(Saved entries)
++++++++++++++++++++

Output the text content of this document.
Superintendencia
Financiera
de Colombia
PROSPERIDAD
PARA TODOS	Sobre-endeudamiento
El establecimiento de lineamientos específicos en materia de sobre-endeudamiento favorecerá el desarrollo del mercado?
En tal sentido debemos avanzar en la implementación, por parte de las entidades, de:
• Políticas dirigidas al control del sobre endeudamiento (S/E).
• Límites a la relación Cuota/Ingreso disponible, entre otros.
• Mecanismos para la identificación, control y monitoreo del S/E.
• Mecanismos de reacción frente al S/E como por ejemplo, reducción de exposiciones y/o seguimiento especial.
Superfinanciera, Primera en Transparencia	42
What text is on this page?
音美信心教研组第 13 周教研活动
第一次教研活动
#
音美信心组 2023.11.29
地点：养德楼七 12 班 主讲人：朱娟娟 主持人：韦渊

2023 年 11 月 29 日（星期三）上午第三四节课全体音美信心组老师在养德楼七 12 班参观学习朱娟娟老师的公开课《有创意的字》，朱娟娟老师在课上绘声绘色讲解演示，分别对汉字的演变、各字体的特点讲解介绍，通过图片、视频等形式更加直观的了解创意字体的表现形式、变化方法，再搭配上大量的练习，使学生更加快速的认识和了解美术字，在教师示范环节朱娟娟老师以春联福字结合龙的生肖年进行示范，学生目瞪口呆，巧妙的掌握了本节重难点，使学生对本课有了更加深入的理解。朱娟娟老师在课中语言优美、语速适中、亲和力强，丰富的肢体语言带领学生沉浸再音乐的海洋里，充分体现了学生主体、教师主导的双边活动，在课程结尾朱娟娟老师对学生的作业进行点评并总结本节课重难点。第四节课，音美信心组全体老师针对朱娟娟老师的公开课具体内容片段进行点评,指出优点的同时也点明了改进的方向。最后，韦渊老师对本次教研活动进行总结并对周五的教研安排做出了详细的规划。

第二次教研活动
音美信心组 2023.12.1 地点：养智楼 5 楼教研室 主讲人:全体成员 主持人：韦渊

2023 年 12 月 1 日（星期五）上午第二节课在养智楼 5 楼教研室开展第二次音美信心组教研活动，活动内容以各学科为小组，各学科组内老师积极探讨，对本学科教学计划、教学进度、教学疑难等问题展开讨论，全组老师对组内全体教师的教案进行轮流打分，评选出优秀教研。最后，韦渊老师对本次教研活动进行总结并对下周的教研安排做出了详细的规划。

++++++++++++++++++++

■ **Task directions**: Each line from the one containing "What text is on this page?" through the end of the entries, both included, is to be returned exactly, with no other lines.

■ **Solution for this exercise**:
What text is on this page?
音美信心教研组第 13 周教研活动
第一次教研活动
#
音美信心组 2023.11.29
地点：养德楼七 12 班 主讲人：朱娟娟 主持人：韦渊

2023 年 11 月 29 日（星期三）上午第三四节课全体音美信心组老师在养德楼七 12 班参观学习朱娟娟老师的公开课《有创意的字》，朱娟娟老师在课上绘声绘色讲解演示，分别对汉字的演变、各字体的特点讲解介绍，通过图片、视频等形式更加直观的了解创意字体的表现形式、变化方法，再搭配上大量的练习，使学生更加快速的认识和了解美术字，在教师示范环节朱娟娟老师以春联福字结合龙的生肖年进行示范，学生目瞪口呆，巧妙的掌握了本节重难点，使学生对本课有了更加深入的理解。朱娟娟老师在课中语言优美、语速适中、亲和力强，丰富的肢体语言带领学生沉浸再音乐的海洋里，充分体现了学生主体、教师主导的双边活动，在课程结尾朱娟娟老师对学生的作业进行点评并总结本节课重难点。第四节课，音美信心组全体老师针对朱娟娟老师的公开课具体内容片段进行点评,指出优点的同时也点明了改进的方向。最后，韦渊老师对本次教研活动进行总结并对周五的教研安排做出了详细的规划。

第二次教研活动
音美信心组 2023.12.1 地点：养智楼 5 楼教研室 主讲人:全体成员 主持人：韦渊

2023 年 12 月 1 日（星期五）上午第二节课在养智楼 5 楼教研室开展第二次音美信心组教研活动，活动内容以各学科为小组，各学科组内老师积极探讨，对本学科教学计划、教学进度、教学疑难等问题展开讨论，全组老师对组内全体教师的教案进行轮流打分，评选出优秀教研。最后，韦渊老师对本次教研活动进行总结并对下周的教研安排做出了详细的规划。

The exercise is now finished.